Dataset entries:
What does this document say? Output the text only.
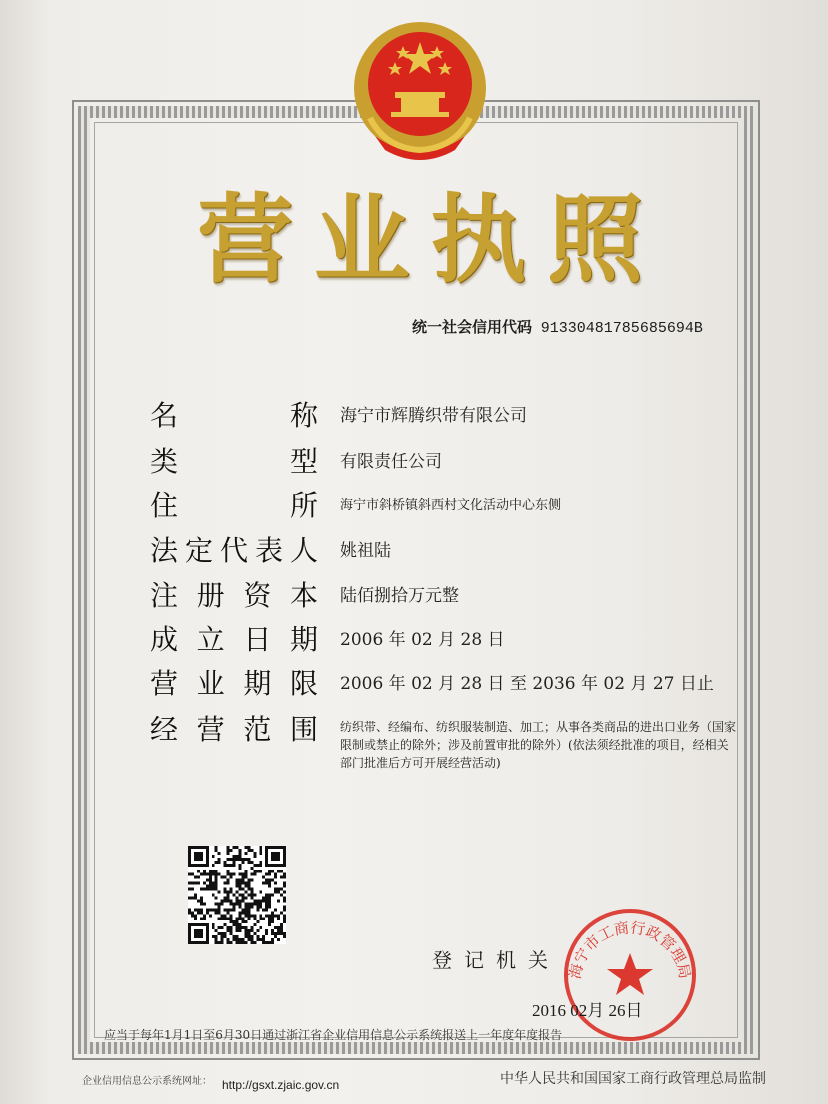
营 业 执 照
统一社会信用代码 91330481785685694B
名	称 海宁市辉腾织带有限公司
类	型 有限责任公司
住	所 海宁市斜桥镇斜西村文化活动中心东侧
法 定 代 表 人 姚祖陆
注 册 资 本 陆佰捌拾万元整
成 立 日 期 2006 年 02 月 28 日
营 业 期 限 2006 年 02 月 28 日 至 2036 年 02 月 27 日止
经 营 范 围 纺织带、经编布、纺织服装制造、加工；从事各类商品的进出口业务（国家限制或禁止的除外；涉及前置审批的除外）(依法须经批准的项目，经相关部门批准后方可开展经营活动)
登记机关 海宁市工商行政管理局
2016 02月 26日
应当于每年1月1日至6月30日通过浙江省企业信用信息公示系统报送上一年度年度报告
企业信用信息公示系统网址： http://gsxt.zjaic.gov.cn	中华人民共和国国家工商行政管理总局监制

Written problem:
Transcribe the material exactly, leaving every picture out.

Written response:
What does this document say? Output the text only.
营 业 执 照
统一社会信用代码 91330481785685694B
名	称 海宁市辉腾织带有限公司
类	型 有限责任公司
住	所 海宁市斜桥镇斜西村文化活动中心东侧
法 定 代 表 人 姚祖陆
注 册 资 本 陆佰捌拾万元整
成 立 日 期 2006 年 02 月 28 日
营 业 期 限 2006 年 02 月 28 日 至 2036 年 02 月 27 日止
经 营 范 围 纺织带、经编布、纺织服装制造、加工；从事各类商品的进出口业务（国家限制或禁止的除外；涉及前置审批的除外）(依法须经批准的项目，经相关部门批准后方可开展经营活动)
登记机关 海宁市工商行政管理局
2016 02月 26日
应当于每年1月1日至6月30日通过浙江省企业信用信息公示系统报送上一年度年度报告
企业信用信息公示系统网址： http://gsxt.zjaic.gov.cn	中华人民共和国国家工商行政管理总局监制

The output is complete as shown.